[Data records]
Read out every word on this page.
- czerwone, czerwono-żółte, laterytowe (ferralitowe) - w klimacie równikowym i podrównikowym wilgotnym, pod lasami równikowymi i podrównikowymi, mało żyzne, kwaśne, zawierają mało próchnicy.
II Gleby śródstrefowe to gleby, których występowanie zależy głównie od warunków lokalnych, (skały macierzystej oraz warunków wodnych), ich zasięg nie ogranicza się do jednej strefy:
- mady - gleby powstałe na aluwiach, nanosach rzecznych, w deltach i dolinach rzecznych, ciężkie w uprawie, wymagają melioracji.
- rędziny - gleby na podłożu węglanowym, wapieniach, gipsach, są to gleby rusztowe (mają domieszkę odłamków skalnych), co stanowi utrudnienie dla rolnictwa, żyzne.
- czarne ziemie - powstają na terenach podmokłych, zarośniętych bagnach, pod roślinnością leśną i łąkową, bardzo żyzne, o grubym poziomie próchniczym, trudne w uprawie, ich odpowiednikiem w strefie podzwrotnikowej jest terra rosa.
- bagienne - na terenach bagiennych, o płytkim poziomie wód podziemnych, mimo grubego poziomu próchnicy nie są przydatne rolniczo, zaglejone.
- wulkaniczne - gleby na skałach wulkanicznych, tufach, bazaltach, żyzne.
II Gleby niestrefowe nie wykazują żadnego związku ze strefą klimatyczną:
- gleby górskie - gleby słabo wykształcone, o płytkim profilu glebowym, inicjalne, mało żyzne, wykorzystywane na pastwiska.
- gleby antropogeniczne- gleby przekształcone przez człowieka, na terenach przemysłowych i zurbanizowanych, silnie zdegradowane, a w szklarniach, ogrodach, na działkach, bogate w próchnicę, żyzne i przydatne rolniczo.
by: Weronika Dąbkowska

* [TASK INSTRUCTIONS] For the listing above, identify each line bearing "płytkim".

* [CORRECT RESPONSE]
- bagienne - na terenach bagiennych, o płytkim poziomie wód podziemnych, mimo grubego poziomu próchnicy nie są przydatne rolniczo, zaglejone.
- gleby górskie - gleby słabo wykształcone, o płytkim profilu glebowym, inicjalne, mało żyzne, wykorzystywane na pastwiska.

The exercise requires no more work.